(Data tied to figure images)
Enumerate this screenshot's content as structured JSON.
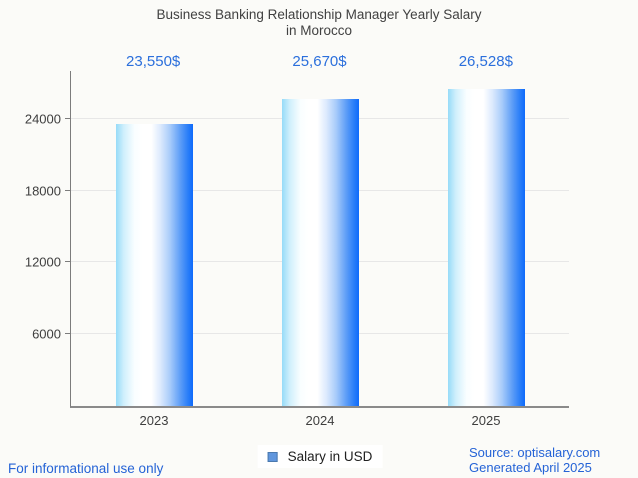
{
  "header": {
    "title": "Business Banking Relationship Manager Yearly Salary\nin Morocco"
  },
  "chart_data": {
    "type": "bar",
    "title": "Business Banking Relationship Manager Yearly Salary in Morocco",
    "categories": [
      "2023",
      "2024",
      "2025"
    ],
    "values": [
      23550,
      25670,
      26528
    ],
    "value_labels": [
      "23,550$",
      "25,670$",
      "26,528$"
    ],
    "series": [
      {
        "name": "Salary in USD",
        "values": [
          23550,
          25670,
          26528
        ]
      }
    ],
    "xlabel": "",
    "ylabel": "",
    "ylim": [
      0,
      28000
    ],
    "yticks": [
      6000,
      12000,
      18000,
      24000
    ],
    "grid": true,
    "legend_position": "bottom",
    "colors": {
      "bar_gradient_left": "#96dbf8",
      "bar_gradient_mid": "#ffffff",
      "bar_gradient_right": "#0e6afb",
      "annotation_text": "#2b6fdc",
      "axis_text": "#3e3e3e",
      "title_text": "#414141",
      "gridline": "#e7e7e7",
      "axis_line": "#7c7c7c",
      "legend_marker": "#6096dd",
      "footer_link": "#2563d6",
      "background": "#fbfbf8"
    }
  },
  "legend": {
    "label": "Salary in USD"
  },
  "footer": {
    "left_note": "For informational use only",
    "source": "Source: optisalary.com",
    "generated": "Generated April 2025"
  }
}
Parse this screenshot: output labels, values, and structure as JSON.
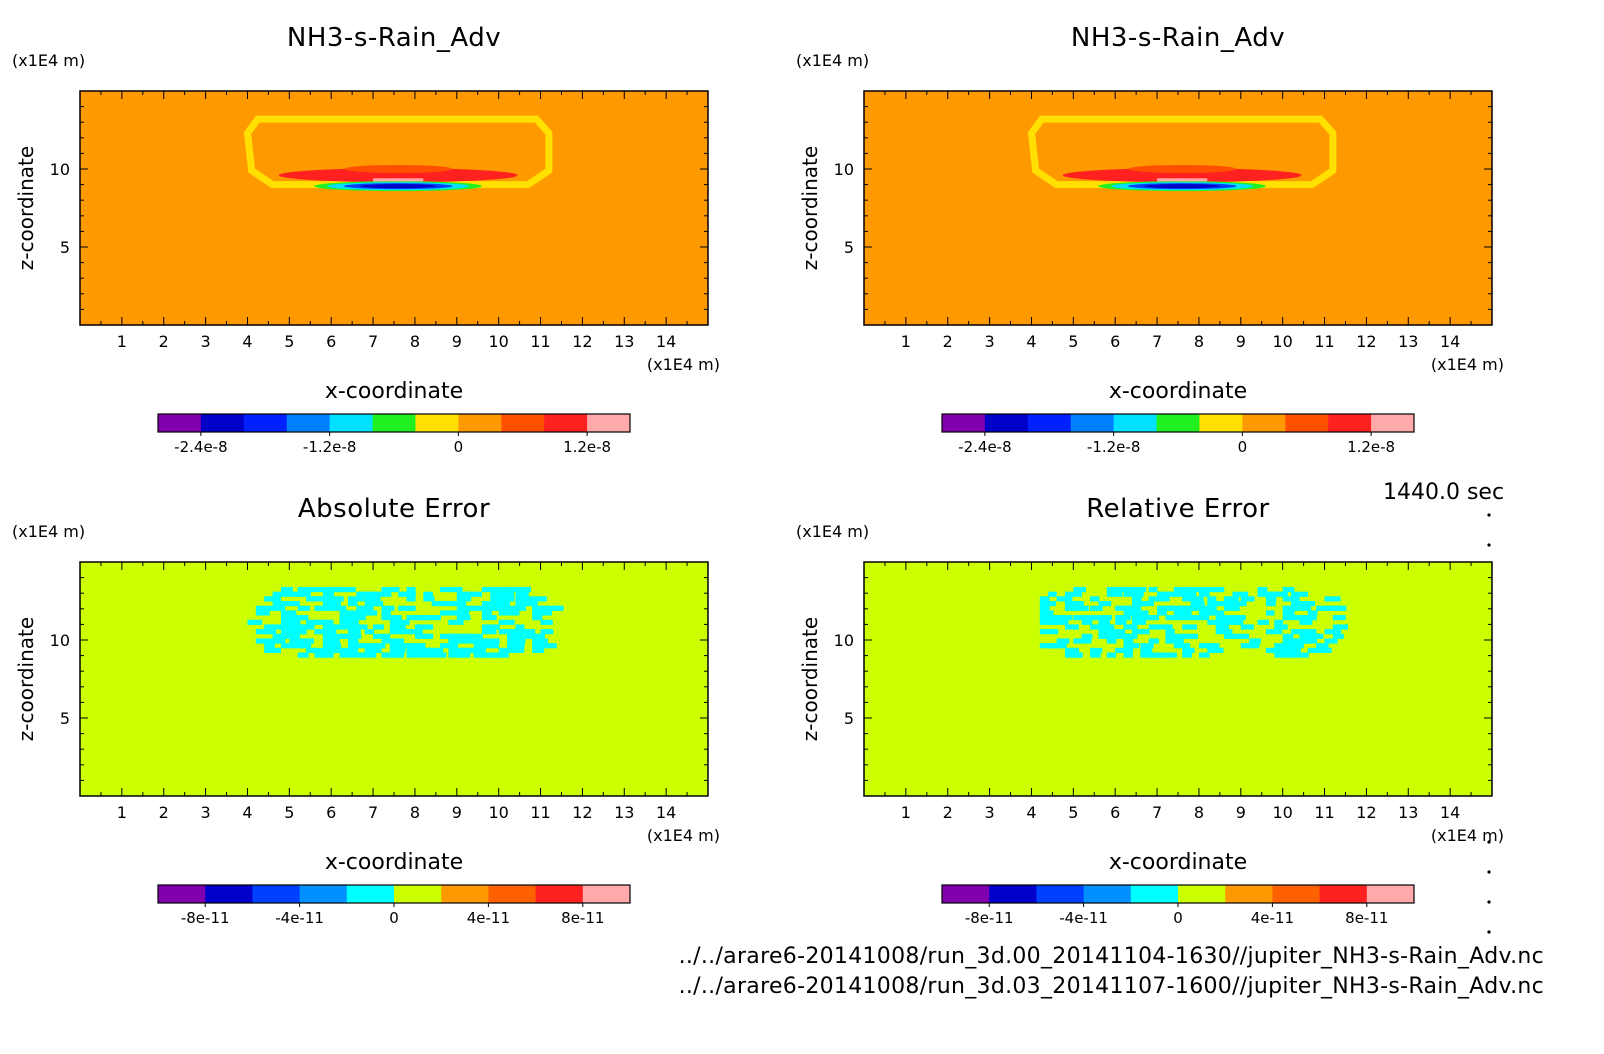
{
  "time_label": "1440.0 sec",
  "footer": {
    "line1": "../../arare6-20141008/run_3d.00_20141104-1630//jupiter_NH3-s-Rain_Adv.nc",
    "line2": "../../arare6-20141008/run_3d.03_20141107-1600//jupiter_NH3-s-Rain_Adv.nc"
  },
  "chart_data": [
    {
      "type": "heatmap",
      "title": "NH3-s-Rain_Adv",
      "xlabel": "x-coordinate",
      "ylabel": "z-coordinate",
      "x_unit": "(x1E4 m)",
      "y_unit": "(x1E4 m)",
      "xlim": [
        0,
        15
      ],
      "ylim": [
        0,
        15
      ],
      "x_ticks": [
        "1",
        "2",
        "3",
        "4",
        "5",
        "6",
        "7",
        "8",
        "9",
        "10",
        "11",
        "12",
        "13",
        "14"
      ],
      "y_ticks": [
        "5",
        "10"
      ],
      "background_color": "#ff9900",
      "feature": "rain advection band near z=10, x=4-11",
      "colorbar": {
        "colors": [
          "#8000b0",
          "#0000c8",
          "#0020ff",
          "#0080ff",
          "#00e0ff",
          "#20f020",
          "#ffe000",
          "#ff9900",
          "#ff5000",
          "#ff2020",
          "#ffaaaa"
        ],
        "tick_labels": [
          "-2.4e-8",
          "-1.2e-8",
          "0",
          "1.2e-8"
        ],
        "tick_values": [
          -2.4e-08,
          -1.2e-08,
          0,
          1.2e-08
        ]
      }
    },
    {
      "type": "heatmap",
      "title": "NH3-s-Rain_Adv",
      "xlabel": "x-coordinate",
      "ylabel": "z-coordinate",
      "x_unit": "(x1E4 m)",
      "y_unit": "(x1E4 m)",
      "xlim": [
        0,
        15
      ],
      "ylim": [
        0,
        15
      ],
      "x_ticks": [
        "1",
        "2",
        "3",
        "4",
        "5",
        "6",
        "7",
        "8",
        "9",
        "10",
        "11",
        "12",
        "13",
        "14"
      ],
      "y_ticks": [
        "5",
        "10"
      ],
      "background_color": "#ff9900",
      "feature": "rain advection band near z=10, x=4-11",
      "colorbar": {
        "colors": [
          "#8000b0",
          "#0000c8",
          "#0020ff",
          "#0080ff",
          "#00e0ff",
          "#20f020",
          "#ffe000",
          "#ff9900",
          "#ff5000",
          "#ff2020",
          "#ffaaaa"
        ],
        "tick_labels": [
          "-2.4e-8",
          "-1.2e-8",
          "0",
          "1.2e-8"
        ],
        "tick_values": [
          -2.4e-08,
          -1.2e-08,
          0,
          1.2e-08
        ]
      }
    },
    {
      "type": "heatmap",
      "title": "Absolute Error",
      "xlabel": "x-coordinate",
      "ylabel": "z-coordinate",
      "x_unit": "(x1E4 m)",
      "y_unit": "(x1E4 m)",
      "xlim": [
        0,
        15
      ],
      "ylim": [
        0,
        15
      ],
      "x_ticks": [
        "1",
        "2",
        "3",
        "4",
        "5",
        "6",
        "7",
        "8",
        "9",
        "10",
        "11",
        "12",
        "13",
        "14"
      ],
      "y_ticks": [
        "5",
        "10"
      ],
      "background_color": "#ccff00",
      "feature": "speckled error pattern x=4-11, z=9-13",
      "colorbar": {
        "colors": [
          "#8000b0",
          "#0000c8",
          "#0040ff",
          "#0090ff",
          "#00ffff",
          "#ccff00",
          "#ff9900",
          "#ff6000",
          "#ff2020",
          "#ffaaaa"
        ],
        "tick_labels": [
          "-8e-11",
          "-4e-11",
          "0",
          "4e-11",
          "8e-11"
        ],
        "tick_values": [
          -8e-11,
          -4e-11,
          0,
          4e-11,
          8e-11
        ]
      }
    },
    {
      "type": "heatmap",
      "title": "Relative Error",
      "xlabel": "x-coordinate",
      "ylabel": "z-coordinate",
      "x_unit": "(x1E4 m)",
      "y_unit": "(x1E4 m)",
      "xlim": [
        0,
        15
      ],
      "ylim": [
        0,
        15
      ],
      "x_ticks": [
        "1",
        "2",
        "3",
        "4",
        "5",
        "6",
        "7",
        "8",
        "9",
        "10",
        "11",
        "12",
        "13",
        "14"
      ],
      "y_ticks": [
        "5",
        "10"
      ],
      "background_color": "#ccff00",
      "feature": "speckled error pattern x=4-11, z=9-13",
      "colorbar": {
        "colors": [
          "#8000b0",
          "#0000c8",
          "#0040ff",
          "#0090ff",
          "#00ffff",
          "#ccff00",
          "#ff9900",
          "#ff6000",
          "#ff2020",
          "#ffaaaa"
        ],
        "tick_labels": [
          "-8e-11",
          "-4e-11",
          "0",
          "4e-11",
          "8e-11"
        ],
        "tick_values": [
          -8e-11,
          -4e-11,
          0,
          4e-11,
          8e-11
        ]
      }
    }
  ]
}
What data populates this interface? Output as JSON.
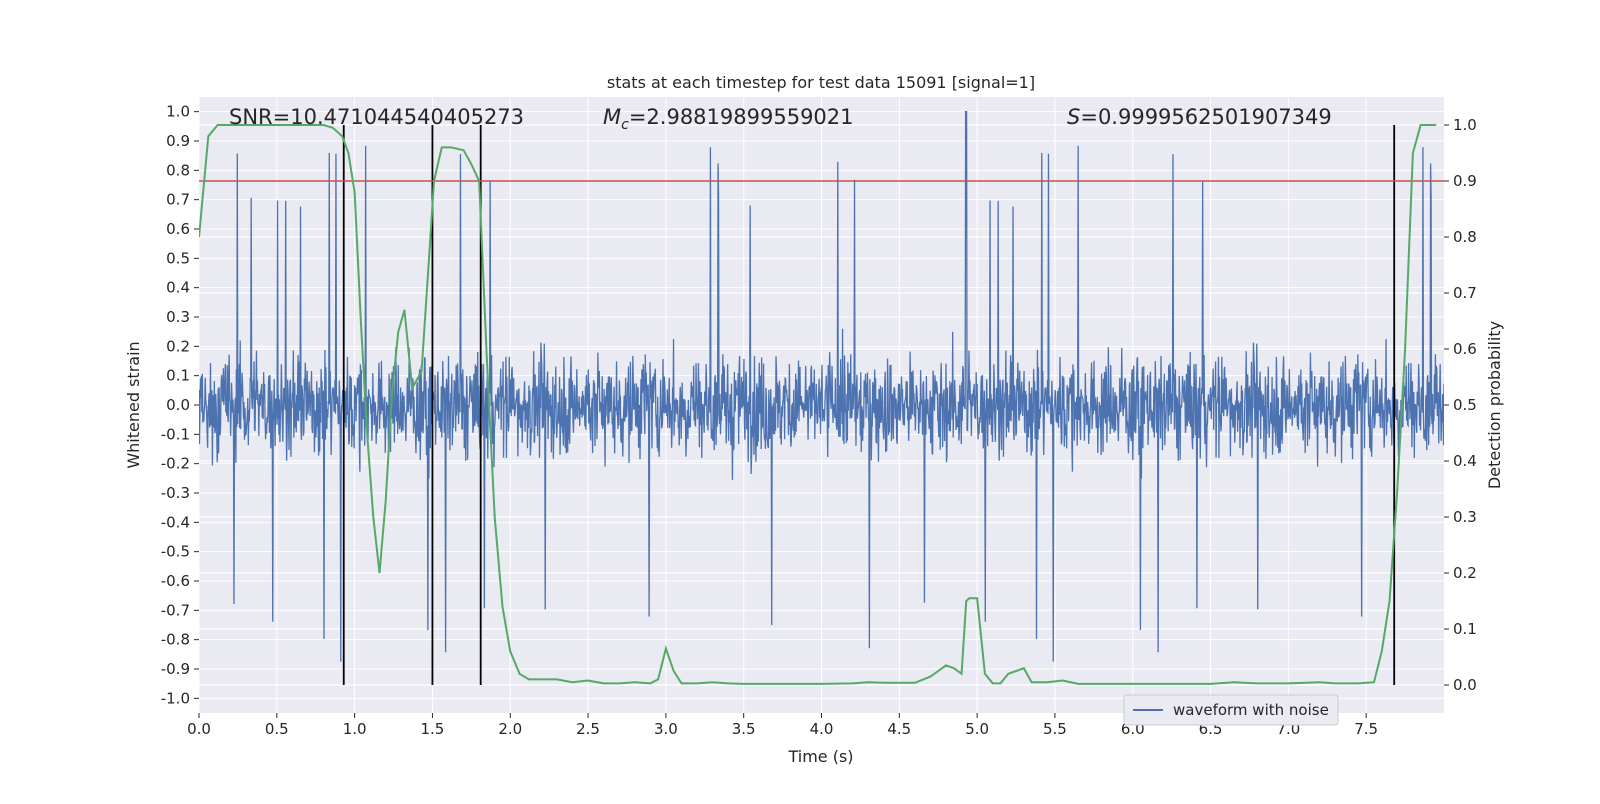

_Exercise goal_
Omit every picture, then repeat the remaining data exactly as it appears above.

_Response to the exercise_
Enumerate this screenshot's content as structured JSON.
{
  "header": {
    "title": "Business Banking Relationship Manager Yearly Salary\nin Morocco"
  },
  "chart_data": {
    "type": "bar",
    "title": "Business Banking Relationship Manager Yearly Salary in Morocco",
    "categories": [
      "2023",
      "2024",
      "2025"
    ],
    "values": [
      23550,
      25670,
      26528
    ],
    "value_labels": [
      "23,550$",
      "25,670$",
      "26,528$"
    ],
    "series": [
      {
        "name": "Salary in USD",
        "values": [
          23550,
          25670,
          26528
        ]
      }
    ],
    "xlabel": "",
    "ylabel": "",
    "ylim": [
      0,
      28000
    ],
    "yticks": [
      6000,
      12000,
      18000,
      24000
    ],
    "grid": true,
    "legend_position": "bottom",
    "colors": {
      "bar_gradient_left": "#96dbf8",
      "bar_gradient_mid": "#ffffff",
      "bar_gradient_right": "#0e6afb",
      "annotation_text": "#2b6fdc",
      "axis_text": "#3e3e3e",
      "title_text": "#414141",
      "gridline": "#e7e7e7",
      "axis_line": "#7c7c7c",
      "legend_marker": "#6096dd",
      "footer_link": "#2563d6",
      "background": "#fbfbf8"
    }
  },
  "legend": {
    "label": "Salary in USD"
  },
  "footer": {
    "left_note": "For informational use only",
    "source": "Source: optisalary.com",
    "generated": "Generated April 2025"
  }
}
Parse this screenshot: output labels, values, and structure as JSON.
{
  "time_label": "1440.0 sec",
  "footer": {
    "line1": "../../arare6-20141008/run_3d.00_20141104-1630//jupiter_NH3-s-Rain_Adv.nc",
    "line2": "../../arare6-20141008/run_3d.03_20141107-1600//jupiter_NH3-s-Rain_Adv.nc"
  },
  "chart_data": [
    {
      "type": "heatmap",
      "title": "NH3-s-Rain_Adv",
      "xlabel": "x-coordinate",
      "ylabel": "z-coordinate",
      "x_unit": "(x1E4 m)",
      "y_unit": "(x1E4 m)",
      "xlim": [
        0,
        15
      ],
      "ylim": [
        0,
        15
      ],
      "x_ticks": [
        "1",
        "2",
        "3",
        "4",
        "5",
        "6",
        "7",
        "8",
        "9",
        "10",
        "11",
        "12",
        "13",
        "14"
      ],
      "y_ticks": [
        "5",
        "10"
      ],
      "background_color": "#ff9900",
      "feature": "rain advection band near z=10, x=4-11",
      "colorbar": {
        "colors": [
          "#8000b0",
          "#0000c8",
          "#0020ff",
          "#0080ff",
          "#00e0ff",
          "#20f020",
          "#ffe000",
          "#ff9900",
          "#ff5000",
          "#ff2020",
          "#ffaaaa"
        ],
        "tick_labels": [
          "-2.4e-8",
          "-1.2e-8",
          "0",
          "1.2e-8"
        ],
        "tick_values": [
          -2.4e-08,
          -1.2e-08,
          0,
          1.2e-08
        ]
      }
    },
    {
      "type": "heatmap",
      "title": "NH3-s-Rain_Adv",
      "xlabel": "x-coordinate",
      "ylabel": "z-coordinate",
      "x_unit": "(x1E4 m)",
      "y_unit": "(x1E4 m)",
      "xlim": [
        0,
        15
      ],
      "ylim": [
        0,
        15
      ],
      "x_ticks": [
        "1",
        "2",
        "3",
        "4",
        "5",
        "6",
        "7",
        "8",
        "9",
        "10",
        "11",
        "12",
        "13",
        "14"
      ],
      "y_ticks": [
        "5",
        "10"
      ],
      "background_color": "#ff9900",
      "feature": "rain advection band near z=10, x=4-11",
      "colorbar": {
        "colors": [
          "#8000b0",
          "#0000c8",
          "#0020ff",
          "#0080ff",
          "#00e0ff",
          "#20f020",
          "#ffe000",
          "#ff9900",
          "#ff5000",
          "#ff2020",
          "#ffaaaa"
        ],
        "tick_labels": [
          "-2.4e-8",
          "-1.2e-8",
          "0",
          "1.2e-8"
        ],
        "tick_values": [
          -2.4e-08,
          -1.2e-08,
          0,
          1.2e-08
        ]
      }
    },
    {
      "type": "heatmap",
      "title": "Absolute Error",
      "xlabel": "x-coordinate",
      "ylabel": "z-coordinate",
      "x_unit": "(x1E4 m)",
      "y_unit": "(x1E4 m)",
      "xlim": [
        0,
        15
      ],
      "ylim": [
        0,
        15
      ],
      "x_ticks": [
        "1",
        "2",
        "3",
        "4",
        "5",
        "6",
        "7",
        "8",
        "9",
        "10",
        "11",
        "12",
        "13",
        "14"
      ],
      "y_ticks": [
        "5",
        "10"
      ],
      "background_color": "#ccff00",
      "feature": "speckled error pattern x=4-11, z=9-13",
      "colorbar": {
        "colors": [
          "#8000b0",
          "#0000c8",
          "#0040ff",
          "#0090ff",
          "#00ffff",
          "#ccff00",
          "#ff9900",
          "#ff6000",
          "#ff2020",
          "#ffaaaa"
        ],
        "tick_labels": [
          "-8e-11",
          "-4e-11",
          "0",
          "4e-11",
          "8e-11"
        ],
        "tick_values": [
          -8e-11,
          -4e-11,
          0,
          4e-11,
          8e-11
        ]
      }
    },
    {
      "type": "heatmap",
      "title": "Relative Error",
      "xlabel": "x-coordinate",
      "ylabel": "z-coordinate",
      "x_unit": "(x1E4 m)",
      "y_unit": "(x1E4 m)",
      "xlim": [
        0,
        15
      ],
      "ylim": [
        0,
        15
      ],
      "x_ticks": [
        "1",
        "2",
        "3",
        "4",
        "5",
        "6",
        "7",
        "8",
        "9",
        "10",
        "11",
        "12",
        "13",
        "14"
      ],
      "y_ticks": [
        "5",
        "10"
      ],
      "background_color": "#ccff00",
      "feature": "speckled error pattern x=4-11, z=9-13",
      "colorbar": {
        "colors": [
          "#8000b0",
          "#0000c8",
          "#0040ff",
          "#0090ff",
          "#00ffff",
          "#ccff00",
          "#ff9900",
          "#ff6000",
          "#ff2020",
          "#ffaaaa"
        ],
        "tick_labels": [
          "-8e-11",
          "-4e-11",
          "0",
          "4e-11",
          "8e-11"
        ],
        "tick_values": [
          -8e-11,
          -4e-11,
          0,
          4e-11,
          8e-11
        ]
      }
    }
  ]
}
What data populates this interface? Output as JSON.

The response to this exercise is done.